*Problem to solve*
Repeat all the records exactly, omitting pictures.

## START Material to process

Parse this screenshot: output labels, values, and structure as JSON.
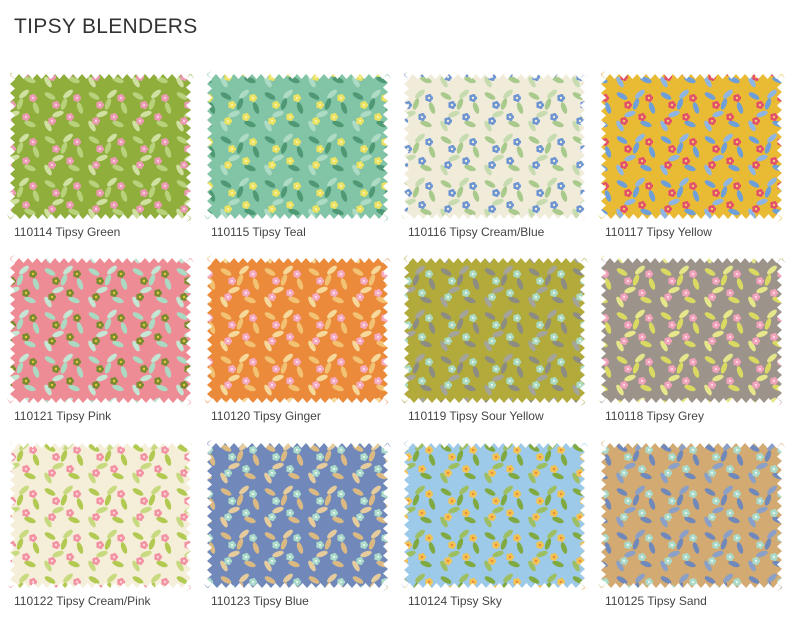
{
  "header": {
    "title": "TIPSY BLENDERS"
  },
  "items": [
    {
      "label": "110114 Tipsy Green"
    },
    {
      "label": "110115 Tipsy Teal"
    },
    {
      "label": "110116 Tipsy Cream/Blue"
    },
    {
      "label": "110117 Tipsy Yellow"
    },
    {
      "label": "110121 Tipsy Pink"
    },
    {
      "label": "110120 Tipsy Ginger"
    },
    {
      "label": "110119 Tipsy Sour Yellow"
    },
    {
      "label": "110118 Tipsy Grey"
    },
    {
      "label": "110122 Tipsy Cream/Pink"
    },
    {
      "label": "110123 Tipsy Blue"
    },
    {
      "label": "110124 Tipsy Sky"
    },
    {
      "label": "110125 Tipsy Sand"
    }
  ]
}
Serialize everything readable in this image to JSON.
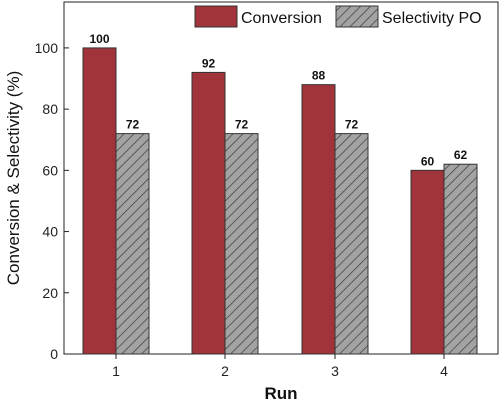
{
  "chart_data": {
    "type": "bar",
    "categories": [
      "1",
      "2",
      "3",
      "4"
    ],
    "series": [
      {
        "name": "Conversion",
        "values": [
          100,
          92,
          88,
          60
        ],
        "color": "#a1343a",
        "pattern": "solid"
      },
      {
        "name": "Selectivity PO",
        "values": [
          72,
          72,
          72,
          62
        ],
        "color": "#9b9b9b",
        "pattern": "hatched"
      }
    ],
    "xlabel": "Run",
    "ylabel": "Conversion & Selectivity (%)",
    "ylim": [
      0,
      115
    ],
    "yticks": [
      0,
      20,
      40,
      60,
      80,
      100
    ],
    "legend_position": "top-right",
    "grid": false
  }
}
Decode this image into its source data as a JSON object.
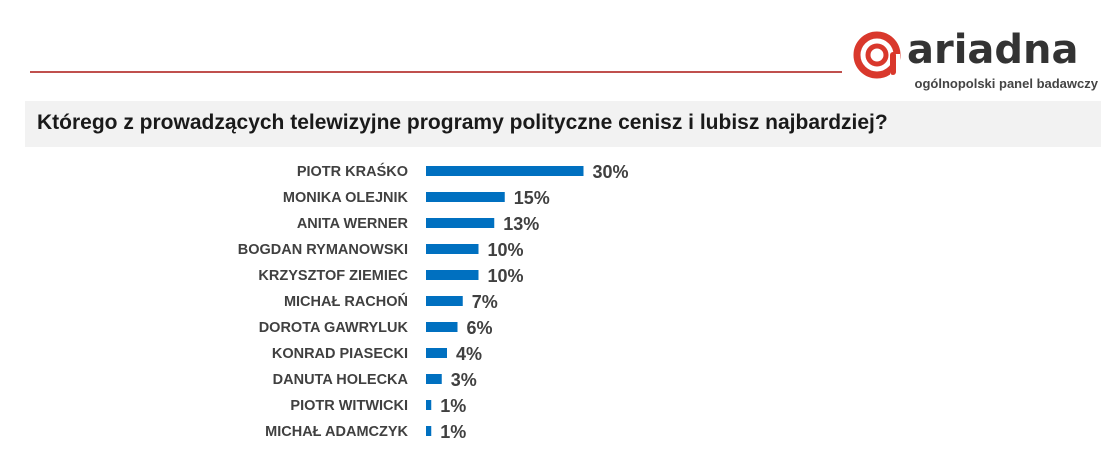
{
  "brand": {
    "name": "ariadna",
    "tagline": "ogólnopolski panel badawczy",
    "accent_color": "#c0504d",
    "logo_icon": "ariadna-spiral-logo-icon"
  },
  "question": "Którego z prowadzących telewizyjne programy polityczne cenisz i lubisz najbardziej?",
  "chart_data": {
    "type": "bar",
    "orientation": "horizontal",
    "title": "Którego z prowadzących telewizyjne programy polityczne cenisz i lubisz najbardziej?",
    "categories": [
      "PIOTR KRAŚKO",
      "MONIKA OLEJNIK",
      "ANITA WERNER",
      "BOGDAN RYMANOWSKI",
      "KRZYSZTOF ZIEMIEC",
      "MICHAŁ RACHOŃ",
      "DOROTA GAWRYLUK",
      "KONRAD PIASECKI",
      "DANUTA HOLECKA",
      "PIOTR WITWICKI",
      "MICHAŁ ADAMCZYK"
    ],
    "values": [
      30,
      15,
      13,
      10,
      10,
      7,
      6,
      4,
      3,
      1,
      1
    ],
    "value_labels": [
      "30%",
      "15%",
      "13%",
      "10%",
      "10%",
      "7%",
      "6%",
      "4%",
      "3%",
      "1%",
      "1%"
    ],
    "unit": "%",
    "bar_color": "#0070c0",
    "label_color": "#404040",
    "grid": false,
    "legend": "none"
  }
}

## END Material to process

*Answer to the problem*
Parse this screenshot: output labels, values, and structure as JSON.
{
  "header": {
    "title": "TIPSY BLENDERS"
  },
  "items": [
    {
      "label": "110114 Tipsy Green"
    },
    {
      "label": "110115 Tipsy Teal"
    },
    {
      "label": "110116 Tipsy Cream/Blue"
    },
    {
      "label": "110117 Tipsy Yellow"
    },
    {
      "label": "110121 Tipsy Pink"
    },
    {
      "label": "110120 Tipsy Ginger"
    },
    {
      "label": "110119 Tipsy Sour Yellow"
    },
    {
      "label": "110118 Tipsy Grey"
    },
    {
      "label": "110122 Tipsy Cream/Pink"
    },
    {
      "label": "110123 Tipsy Blue"
    },
    {
      "label": "110124 Tipsy Sky"
    },
    {
      "label": "110125 Tipsy Sand"
    }
  ]
}
Serialize everything readable in this image to JSON.
{
  "chart_data": {
    "type": "bar",
    "categories": [
      "1",
      "2",
      "3",
      "4"
    ],
    "series": [
      {
        "name": "Conversion",
        "values": [
          100,
          92,
          88,
          60
        ],
        "color": "#a1343a",
        "pattern": "solid"
      },
      {
        "name": "Selectivity PO",
        "values": [
          72,
          72,
          72,
          62
        ],
        "color": "#9b9b9b",
        "pattern": "hatched"
      }
    ],
    "xlabel": "Run",
    "ylabel": "Conversion & Selectivity (%)",
    "ylim": [
      0,
      115
    ],
    "yticks": [
      0,
      20,
      40,
      60,
      80,
      100
    ],
    "legend_position": "top-right",
    "grid": false
  }
}
Decode this image into its source data as a JSON object.
{
  "brand": {
    "name": "ariadna",
    "tagline": "ogólnopolski panel badawczy",
    "accent_color": "#c0504d",
    "logo_icon": "ariadna-spiral-logo-icon"
  },
  "question": "Którego z prowadzących telewizyjne programy polityczne cenisz i lubisz najbardziej?",
  "chart_data": {
    "type": "bar",
    "orientation": "horizontal",
    "title": "Którego z prowadzących telewizyjne programy polityczne cenisz i lubisz najbardziej?",
    "categories": [
      "PIOTR KRAŚKO",
      "MONIKA OLEJNIK",
      "ANITA WERNER",
      "BOGDAN RYMANOWSKI",
      "KRZYSZTOF ZIEMIEC",
      "MICHAŁ RACHOŃ",
      "DOROTA GAWRYLUK",
      "KONRAD PIASECKI",
      "DANUTA HOLECKA",
      "PIOTR WITWICKI",
      "MICHAŁ ADAMCZYK"
    ],
    "values": [
      30,
      15,
      13,
      10,
      10,
      7,
      6,
      4,
      3,
      1,
      1
    ],
    "value_labels": [
      "30%",
      "15%",
      "13%",
      "10%",
      "10%",
      "7%",
      "6%",
      "4%",
      "3%",
      "1%",
      "1%"
    ],
    "unit": "%",
    "bar_color": "#0070c0",
    "label_color": "#404040",
    "grid": false,
    "legend": "none"
  }
}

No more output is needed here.